» DIRECTIONS FOR THIS TASK:
Among the lines below, count those with "Generation". Give the total alone.

##### DATA EXCERPTS

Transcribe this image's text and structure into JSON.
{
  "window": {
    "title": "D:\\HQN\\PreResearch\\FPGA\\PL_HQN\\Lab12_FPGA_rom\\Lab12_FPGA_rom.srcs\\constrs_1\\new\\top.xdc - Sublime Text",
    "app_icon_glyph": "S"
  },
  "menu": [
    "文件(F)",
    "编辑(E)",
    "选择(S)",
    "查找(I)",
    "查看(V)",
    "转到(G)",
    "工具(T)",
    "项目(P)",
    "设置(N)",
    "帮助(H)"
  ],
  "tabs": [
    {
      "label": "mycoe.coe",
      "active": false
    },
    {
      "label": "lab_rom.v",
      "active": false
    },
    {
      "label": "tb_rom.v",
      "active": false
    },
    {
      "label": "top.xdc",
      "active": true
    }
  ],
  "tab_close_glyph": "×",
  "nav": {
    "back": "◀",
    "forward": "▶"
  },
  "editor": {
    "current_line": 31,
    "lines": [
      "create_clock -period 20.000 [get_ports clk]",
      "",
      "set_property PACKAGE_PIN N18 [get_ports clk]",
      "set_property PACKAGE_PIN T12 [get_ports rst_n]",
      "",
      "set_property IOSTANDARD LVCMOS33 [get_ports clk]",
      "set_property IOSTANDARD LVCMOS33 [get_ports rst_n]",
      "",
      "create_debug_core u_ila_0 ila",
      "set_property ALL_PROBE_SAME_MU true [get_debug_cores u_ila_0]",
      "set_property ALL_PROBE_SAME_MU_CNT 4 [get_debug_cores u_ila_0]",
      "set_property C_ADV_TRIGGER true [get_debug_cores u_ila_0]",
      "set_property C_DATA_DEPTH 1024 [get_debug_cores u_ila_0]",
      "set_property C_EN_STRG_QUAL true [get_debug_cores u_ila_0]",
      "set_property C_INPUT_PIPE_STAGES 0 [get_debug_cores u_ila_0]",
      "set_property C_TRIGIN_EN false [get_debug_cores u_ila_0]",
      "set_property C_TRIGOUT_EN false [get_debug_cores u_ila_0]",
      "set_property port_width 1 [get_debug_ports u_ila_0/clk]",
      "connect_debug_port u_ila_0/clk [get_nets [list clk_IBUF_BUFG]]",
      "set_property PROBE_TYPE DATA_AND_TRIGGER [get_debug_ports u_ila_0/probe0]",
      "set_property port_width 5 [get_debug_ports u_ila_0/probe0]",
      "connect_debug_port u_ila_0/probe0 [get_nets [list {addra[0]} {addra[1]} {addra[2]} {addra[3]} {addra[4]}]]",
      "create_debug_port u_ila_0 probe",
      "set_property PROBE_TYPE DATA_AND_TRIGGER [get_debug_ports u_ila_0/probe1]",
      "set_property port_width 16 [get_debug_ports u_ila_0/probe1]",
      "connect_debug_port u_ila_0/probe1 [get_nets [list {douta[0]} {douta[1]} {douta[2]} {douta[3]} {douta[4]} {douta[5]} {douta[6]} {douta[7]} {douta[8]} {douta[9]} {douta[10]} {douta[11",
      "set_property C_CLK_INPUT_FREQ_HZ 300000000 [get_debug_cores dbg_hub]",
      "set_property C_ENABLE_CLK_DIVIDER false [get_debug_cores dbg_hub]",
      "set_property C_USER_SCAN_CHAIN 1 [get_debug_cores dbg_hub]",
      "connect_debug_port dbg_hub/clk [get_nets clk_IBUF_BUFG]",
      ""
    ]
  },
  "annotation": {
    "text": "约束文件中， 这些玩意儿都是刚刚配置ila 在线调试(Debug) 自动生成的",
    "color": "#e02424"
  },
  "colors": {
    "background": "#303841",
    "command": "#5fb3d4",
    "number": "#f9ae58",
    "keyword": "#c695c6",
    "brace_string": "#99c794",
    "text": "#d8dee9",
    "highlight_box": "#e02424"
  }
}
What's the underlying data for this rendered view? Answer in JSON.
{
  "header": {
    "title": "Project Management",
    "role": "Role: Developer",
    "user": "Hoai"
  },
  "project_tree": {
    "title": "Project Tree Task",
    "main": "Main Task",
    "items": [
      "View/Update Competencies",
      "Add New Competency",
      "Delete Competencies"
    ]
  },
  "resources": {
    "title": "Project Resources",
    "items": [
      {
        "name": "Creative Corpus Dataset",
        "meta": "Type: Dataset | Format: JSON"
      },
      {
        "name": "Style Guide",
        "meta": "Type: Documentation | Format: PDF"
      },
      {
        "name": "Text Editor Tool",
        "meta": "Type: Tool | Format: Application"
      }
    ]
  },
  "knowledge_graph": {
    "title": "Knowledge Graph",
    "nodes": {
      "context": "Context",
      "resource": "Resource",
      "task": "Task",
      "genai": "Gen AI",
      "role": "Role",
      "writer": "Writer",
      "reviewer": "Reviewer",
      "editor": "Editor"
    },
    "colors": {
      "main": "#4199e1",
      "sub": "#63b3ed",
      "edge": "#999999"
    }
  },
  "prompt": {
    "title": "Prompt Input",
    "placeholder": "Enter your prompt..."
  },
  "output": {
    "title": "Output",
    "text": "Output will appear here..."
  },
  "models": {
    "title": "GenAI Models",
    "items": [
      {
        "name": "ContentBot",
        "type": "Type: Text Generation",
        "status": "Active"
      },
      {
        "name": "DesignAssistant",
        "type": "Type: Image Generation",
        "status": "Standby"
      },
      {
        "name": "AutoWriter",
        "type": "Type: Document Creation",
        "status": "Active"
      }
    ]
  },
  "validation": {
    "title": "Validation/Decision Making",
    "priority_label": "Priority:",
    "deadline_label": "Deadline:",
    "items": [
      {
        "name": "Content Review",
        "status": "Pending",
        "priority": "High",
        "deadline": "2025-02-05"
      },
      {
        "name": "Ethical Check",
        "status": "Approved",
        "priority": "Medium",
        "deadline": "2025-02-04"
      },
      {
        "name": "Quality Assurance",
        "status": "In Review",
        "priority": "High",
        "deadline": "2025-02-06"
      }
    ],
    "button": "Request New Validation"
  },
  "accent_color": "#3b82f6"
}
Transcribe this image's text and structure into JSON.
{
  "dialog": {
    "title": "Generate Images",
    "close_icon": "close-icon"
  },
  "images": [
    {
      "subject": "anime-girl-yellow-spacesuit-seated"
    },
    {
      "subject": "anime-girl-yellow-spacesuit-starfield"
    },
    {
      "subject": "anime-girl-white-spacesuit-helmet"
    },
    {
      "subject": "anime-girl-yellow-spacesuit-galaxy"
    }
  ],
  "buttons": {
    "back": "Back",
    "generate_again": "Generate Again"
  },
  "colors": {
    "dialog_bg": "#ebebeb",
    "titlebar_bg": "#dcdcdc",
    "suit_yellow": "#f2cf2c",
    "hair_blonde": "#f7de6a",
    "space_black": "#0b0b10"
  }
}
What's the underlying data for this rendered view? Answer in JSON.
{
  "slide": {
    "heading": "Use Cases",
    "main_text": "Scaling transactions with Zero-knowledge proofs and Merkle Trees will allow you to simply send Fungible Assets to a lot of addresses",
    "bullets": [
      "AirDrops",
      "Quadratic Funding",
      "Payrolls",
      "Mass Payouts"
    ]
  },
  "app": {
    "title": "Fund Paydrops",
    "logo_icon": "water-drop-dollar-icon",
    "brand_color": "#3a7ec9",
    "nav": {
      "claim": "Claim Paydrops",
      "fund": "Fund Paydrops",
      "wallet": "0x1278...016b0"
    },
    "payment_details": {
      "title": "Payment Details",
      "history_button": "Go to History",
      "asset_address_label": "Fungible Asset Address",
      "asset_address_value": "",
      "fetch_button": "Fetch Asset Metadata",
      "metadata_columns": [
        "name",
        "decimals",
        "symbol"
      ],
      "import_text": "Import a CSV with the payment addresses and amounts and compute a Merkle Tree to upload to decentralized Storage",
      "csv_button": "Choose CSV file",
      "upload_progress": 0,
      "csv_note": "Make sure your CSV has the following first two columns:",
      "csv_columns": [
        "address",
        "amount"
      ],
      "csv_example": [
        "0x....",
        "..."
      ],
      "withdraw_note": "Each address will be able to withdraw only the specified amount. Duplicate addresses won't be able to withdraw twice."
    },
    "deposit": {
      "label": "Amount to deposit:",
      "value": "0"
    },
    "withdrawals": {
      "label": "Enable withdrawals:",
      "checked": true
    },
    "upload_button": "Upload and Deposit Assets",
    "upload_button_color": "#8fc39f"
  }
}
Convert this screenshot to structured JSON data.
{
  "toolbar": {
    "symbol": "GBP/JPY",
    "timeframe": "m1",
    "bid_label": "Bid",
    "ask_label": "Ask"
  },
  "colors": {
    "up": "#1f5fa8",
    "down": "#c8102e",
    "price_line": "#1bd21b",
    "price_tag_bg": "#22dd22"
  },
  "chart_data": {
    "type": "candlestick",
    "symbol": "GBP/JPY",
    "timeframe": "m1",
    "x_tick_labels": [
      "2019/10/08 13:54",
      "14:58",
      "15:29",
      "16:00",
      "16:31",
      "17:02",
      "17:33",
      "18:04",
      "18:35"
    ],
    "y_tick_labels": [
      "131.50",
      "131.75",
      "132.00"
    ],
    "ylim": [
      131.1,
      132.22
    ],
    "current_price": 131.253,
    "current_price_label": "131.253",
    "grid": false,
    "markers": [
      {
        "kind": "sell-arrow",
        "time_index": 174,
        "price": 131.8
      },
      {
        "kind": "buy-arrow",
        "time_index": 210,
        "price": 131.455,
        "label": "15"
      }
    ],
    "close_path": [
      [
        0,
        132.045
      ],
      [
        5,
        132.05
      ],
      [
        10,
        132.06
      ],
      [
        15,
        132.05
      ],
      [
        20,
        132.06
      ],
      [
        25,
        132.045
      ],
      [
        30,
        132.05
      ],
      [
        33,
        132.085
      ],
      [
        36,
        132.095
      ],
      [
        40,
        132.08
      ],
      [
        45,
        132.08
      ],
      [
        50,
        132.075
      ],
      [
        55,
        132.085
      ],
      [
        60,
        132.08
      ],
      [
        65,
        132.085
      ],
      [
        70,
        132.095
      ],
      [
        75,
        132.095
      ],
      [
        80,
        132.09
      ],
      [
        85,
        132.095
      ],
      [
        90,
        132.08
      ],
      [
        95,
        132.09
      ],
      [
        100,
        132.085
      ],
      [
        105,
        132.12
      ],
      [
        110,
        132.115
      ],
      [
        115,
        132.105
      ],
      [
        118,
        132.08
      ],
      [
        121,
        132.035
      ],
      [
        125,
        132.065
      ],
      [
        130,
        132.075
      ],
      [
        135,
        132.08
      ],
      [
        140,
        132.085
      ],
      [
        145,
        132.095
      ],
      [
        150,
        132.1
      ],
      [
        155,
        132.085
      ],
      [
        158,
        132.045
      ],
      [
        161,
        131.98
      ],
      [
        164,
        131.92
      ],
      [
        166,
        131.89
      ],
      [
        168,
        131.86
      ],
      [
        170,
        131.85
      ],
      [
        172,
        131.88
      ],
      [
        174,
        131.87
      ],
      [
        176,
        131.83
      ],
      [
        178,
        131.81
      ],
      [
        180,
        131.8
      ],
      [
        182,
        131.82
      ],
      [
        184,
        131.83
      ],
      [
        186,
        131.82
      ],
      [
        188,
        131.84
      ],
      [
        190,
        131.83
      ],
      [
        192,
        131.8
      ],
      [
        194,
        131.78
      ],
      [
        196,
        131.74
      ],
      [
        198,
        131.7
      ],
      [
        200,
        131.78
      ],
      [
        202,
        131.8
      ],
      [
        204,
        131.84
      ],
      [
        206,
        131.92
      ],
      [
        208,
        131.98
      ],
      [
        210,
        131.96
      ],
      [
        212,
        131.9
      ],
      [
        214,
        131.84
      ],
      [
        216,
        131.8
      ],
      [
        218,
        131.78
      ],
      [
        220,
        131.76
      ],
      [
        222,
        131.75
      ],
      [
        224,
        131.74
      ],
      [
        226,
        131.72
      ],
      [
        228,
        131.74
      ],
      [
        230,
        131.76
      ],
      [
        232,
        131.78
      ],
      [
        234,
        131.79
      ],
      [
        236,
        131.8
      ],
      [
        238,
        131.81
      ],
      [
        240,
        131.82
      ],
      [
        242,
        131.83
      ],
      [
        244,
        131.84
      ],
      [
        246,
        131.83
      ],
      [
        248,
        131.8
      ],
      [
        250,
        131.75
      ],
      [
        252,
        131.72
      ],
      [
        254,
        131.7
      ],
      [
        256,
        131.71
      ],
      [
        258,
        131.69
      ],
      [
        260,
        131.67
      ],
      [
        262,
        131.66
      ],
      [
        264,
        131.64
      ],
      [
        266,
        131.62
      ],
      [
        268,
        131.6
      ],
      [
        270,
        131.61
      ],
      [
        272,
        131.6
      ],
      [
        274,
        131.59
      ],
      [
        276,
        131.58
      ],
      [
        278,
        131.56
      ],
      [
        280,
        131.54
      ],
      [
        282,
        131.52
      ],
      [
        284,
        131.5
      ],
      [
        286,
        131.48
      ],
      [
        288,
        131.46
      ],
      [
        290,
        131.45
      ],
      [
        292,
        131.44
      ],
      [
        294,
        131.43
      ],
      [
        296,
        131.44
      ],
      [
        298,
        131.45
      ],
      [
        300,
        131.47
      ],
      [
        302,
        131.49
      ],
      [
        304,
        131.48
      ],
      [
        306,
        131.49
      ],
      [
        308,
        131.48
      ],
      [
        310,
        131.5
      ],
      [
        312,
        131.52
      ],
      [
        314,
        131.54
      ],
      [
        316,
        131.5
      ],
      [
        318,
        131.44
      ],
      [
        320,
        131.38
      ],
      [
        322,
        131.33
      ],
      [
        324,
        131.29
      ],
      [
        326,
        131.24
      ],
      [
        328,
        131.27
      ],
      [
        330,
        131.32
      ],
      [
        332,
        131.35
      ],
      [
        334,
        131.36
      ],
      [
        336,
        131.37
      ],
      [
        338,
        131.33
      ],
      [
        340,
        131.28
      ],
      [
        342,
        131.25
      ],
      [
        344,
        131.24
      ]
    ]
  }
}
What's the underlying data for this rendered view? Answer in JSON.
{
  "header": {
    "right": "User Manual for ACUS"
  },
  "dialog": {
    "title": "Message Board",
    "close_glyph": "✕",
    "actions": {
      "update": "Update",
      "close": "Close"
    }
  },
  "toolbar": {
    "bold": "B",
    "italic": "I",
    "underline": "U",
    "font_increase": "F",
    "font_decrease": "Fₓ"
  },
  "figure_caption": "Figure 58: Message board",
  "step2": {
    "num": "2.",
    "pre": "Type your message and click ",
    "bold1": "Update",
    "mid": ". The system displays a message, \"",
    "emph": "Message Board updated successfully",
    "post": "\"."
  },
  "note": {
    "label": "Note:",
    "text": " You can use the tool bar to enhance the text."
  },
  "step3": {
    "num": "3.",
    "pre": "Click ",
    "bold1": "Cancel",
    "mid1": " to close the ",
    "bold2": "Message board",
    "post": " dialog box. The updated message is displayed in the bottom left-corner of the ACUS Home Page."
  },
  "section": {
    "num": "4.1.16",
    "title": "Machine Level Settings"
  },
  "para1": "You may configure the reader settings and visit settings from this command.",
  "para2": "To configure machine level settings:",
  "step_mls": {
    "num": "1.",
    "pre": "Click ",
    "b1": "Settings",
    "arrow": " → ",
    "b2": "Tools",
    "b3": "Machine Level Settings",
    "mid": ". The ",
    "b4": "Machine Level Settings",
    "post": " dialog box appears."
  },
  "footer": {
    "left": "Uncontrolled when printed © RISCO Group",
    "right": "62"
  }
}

##########

» PROBLEM SOLUTION:
2